-- begin Given data --

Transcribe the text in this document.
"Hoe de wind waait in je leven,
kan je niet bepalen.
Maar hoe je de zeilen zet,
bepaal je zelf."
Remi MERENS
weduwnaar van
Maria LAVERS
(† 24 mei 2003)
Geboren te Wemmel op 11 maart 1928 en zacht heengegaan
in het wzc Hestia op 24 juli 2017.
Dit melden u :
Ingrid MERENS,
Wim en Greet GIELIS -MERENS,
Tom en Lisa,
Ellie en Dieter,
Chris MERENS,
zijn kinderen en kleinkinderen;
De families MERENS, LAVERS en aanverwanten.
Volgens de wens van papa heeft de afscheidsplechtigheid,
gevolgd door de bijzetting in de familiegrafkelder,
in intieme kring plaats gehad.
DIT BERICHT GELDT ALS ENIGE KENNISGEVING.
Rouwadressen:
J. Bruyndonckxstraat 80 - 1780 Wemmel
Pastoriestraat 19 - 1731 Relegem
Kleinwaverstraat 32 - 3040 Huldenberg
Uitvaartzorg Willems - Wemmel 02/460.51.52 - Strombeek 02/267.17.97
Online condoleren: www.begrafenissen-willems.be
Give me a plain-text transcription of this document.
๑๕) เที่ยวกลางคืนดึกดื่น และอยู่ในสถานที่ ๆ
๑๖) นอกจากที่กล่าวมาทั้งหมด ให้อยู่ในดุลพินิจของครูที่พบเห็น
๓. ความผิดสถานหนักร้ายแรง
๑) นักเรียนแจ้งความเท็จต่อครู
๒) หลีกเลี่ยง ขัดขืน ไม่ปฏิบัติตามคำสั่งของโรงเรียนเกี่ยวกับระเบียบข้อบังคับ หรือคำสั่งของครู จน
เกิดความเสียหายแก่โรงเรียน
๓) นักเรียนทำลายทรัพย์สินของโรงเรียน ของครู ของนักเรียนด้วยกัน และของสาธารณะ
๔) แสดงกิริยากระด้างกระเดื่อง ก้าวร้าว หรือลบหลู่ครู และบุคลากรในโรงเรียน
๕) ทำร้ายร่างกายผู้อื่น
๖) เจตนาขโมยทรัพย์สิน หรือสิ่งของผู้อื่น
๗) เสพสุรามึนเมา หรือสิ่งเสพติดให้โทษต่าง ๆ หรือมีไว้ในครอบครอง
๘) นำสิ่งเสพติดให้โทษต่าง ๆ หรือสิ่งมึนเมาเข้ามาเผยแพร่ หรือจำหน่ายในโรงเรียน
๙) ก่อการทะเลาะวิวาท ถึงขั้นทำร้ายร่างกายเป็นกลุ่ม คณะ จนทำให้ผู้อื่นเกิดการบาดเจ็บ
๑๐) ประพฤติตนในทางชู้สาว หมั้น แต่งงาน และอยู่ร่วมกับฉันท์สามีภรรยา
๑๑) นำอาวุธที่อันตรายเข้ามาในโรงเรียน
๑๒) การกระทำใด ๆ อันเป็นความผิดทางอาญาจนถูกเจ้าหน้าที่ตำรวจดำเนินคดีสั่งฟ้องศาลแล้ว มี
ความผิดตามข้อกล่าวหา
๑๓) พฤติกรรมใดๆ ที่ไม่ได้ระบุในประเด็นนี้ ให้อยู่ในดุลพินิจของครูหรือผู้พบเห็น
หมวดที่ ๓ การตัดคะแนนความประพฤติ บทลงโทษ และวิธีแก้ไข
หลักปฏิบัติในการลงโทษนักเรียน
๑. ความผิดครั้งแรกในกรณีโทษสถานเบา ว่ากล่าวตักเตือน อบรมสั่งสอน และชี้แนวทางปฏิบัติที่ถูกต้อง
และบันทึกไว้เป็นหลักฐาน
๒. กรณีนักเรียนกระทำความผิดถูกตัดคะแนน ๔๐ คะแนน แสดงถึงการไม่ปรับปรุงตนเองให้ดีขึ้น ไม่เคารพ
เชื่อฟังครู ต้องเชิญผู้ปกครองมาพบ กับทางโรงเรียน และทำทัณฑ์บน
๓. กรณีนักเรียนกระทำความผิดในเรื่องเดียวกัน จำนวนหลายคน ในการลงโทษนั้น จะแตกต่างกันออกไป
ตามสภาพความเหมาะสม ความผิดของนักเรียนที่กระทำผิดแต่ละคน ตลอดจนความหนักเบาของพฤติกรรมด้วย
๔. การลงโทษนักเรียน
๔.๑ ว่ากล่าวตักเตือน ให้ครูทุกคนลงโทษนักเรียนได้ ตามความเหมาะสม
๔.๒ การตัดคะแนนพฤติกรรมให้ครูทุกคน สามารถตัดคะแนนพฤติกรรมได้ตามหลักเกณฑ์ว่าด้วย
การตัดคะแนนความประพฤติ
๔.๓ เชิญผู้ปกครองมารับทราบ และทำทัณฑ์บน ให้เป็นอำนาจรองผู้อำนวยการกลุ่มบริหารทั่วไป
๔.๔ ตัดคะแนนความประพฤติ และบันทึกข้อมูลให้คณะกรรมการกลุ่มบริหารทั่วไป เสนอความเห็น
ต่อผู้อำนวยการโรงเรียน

-- end Given data --

Task to carry out:
Out of the material above, select every line that holds the string "ในการลงโทษน".

Correct output:
หลักปฏิบัติในการลงโทษนักเรียน
๓. กรณีนักเรียนกระทำความผิดในเรื่องเดียวกัน จำนวนหลายคน ในการลงโทษนั้น จะแตกต่างกันออกไป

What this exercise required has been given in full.